| EXERCISE DESCRIPTION |
Select, from the material below, each line with "Changes" in it.

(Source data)
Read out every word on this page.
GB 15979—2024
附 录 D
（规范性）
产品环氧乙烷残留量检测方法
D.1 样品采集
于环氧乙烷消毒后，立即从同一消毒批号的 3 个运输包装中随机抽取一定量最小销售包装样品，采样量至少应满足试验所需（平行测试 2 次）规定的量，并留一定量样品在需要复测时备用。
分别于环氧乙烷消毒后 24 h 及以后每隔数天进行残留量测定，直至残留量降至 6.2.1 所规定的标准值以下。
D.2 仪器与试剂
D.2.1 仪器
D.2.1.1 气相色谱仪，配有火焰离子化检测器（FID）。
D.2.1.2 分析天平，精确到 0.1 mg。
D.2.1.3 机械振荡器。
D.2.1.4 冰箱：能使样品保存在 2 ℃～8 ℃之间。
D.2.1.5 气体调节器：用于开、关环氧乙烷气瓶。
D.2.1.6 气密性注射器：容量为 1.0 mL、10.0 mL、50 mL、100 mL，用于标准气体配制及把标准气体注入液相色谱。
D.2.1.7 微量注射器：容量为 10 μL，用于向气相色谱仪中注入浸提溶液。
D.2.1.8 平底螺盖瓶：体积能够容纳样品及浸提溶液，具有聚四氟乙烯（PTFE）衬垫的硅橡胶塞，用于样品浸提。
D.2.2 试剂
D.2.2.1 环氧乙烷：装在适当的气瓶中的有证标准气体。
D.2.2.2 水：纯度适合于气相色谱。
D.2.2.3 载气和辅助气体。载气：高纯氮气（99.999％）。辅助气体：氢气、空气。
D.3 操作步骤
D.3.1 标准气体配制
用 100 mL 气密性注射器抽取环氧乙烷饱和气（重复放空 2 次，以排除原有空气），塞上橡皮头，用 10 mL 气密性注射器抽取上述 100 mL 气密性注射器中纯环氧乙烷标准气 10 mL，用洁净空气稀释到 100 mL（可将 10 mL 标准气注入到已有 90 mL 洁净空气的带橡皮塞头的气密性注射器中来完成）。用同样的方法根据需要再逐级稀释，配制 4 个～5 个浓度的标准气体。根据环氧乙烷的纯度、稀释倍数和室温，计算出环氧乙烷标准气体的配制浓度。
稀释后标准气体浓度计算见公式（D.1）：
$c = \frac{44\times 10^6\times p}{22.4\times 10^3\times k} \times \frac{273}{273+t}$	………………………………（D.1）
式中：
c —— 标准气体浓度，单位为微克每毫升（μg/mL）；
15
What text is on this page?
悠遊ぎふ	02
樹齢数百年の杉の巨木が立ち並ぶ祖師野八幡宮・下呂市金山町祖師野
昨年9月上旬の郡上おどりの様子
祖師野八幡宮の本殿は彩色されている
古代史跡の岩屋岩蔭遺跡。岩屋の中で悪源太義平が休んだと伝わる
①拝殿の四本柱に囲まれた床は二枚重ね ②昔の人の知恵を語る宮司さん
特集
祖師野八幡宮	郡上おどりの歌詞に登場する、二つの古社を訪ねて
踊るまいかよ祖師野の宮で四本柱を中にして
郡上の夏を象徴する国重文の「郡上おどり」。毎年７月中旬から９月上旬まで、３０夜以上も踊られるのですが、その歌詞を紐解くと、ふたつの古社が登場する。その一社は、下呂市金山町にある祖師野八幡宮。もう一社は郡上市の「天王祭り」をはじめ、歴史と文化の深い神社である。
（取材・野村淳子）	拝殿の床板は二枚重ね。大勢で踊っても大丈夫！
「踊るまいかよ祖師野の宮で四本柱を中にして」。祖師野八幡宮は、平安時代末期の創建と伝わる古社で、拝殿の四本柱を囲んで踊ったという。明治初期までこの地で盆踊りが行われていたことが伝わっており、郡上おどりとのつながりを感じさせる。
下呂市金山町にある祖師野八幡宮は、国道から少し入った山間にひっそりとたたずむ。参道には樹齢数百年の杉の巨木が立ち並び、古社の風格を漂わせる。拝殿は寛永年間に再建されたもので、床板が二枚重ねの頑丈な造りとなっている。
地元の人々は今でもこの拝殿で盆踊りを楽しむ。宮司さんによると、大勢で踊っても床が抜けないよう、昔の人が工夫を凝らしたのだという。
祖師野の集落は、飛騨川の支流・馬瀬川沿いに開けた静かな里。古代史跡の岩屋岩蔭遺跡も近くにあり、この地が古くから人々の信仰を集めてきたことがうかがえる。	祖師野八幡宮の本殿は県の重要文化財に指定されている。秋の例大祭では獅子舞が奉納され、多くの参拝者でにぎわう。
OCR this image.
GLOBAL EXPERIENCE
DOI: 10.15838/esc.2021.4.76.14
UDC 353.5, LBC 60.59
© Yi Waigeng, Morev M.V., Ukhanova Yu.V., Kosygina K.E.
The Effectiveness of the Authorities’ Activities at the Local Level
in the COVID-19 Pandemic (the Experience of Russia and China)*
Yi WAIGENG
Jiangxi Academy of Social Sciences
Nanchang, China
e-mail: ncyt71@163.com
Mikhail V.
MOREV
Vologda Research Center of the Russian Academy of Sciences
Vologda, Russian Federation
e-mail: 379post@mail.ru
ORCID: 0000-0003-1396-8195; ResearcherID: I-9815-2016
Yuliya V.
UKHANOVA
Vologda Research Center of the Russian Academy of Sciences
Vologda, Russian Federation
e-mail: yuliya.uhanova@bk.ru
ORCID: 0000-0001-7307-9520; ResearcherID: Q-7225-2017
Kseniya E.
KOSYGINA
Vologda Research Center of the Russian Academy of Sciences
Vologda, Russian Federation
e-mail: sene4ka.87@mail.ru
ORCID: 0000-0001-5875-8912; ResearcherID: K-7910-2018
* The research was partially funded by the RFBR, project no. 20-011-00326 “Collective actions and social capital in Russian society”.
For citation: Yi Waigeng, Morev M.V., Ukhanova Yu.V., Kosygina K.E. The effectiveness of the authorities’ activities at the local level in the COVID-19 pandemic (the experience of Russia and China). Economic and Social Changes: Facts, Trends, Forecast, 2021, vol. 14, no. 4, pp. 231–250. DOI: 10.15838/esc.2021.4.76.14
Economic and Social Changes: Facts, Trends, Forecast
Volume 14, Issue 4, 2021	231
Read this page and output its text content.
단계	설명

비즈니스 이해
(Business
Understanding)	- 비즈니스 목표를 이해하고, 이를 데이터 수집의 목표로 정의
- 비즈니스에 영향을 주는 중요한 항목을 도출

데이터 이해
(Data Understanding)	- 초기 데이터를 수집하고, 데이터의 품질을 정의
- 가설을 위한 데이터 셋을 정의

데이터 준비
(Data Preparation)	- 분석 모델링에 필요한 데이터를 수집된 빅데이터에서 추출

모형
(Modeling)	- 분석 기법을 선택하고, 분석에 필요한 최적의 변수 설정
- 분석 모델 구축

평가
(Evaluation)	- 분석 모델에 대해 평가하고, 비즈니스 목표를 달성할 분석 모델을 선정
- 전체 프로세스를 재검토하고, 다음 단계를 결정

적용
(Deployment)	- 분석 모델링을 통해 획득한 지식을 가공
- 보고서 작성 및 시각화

| THE REPLY |
For citation: Yi Waigeng, Morev M.V., Ukhanova Yu.V., Kosygina K.E. The effectiveness of the authorities’ activities at the local level in the COVID-19 pandemic (the experience of Russia and China). Economic and Social Changes: Facts, Trends, Forecast, 2021, vol. 14, no. 4, pp. 231–250. DOI: 10.15838/esc.2021.4.76.14
Economic and Social Changes: Facts, Trends, Forecast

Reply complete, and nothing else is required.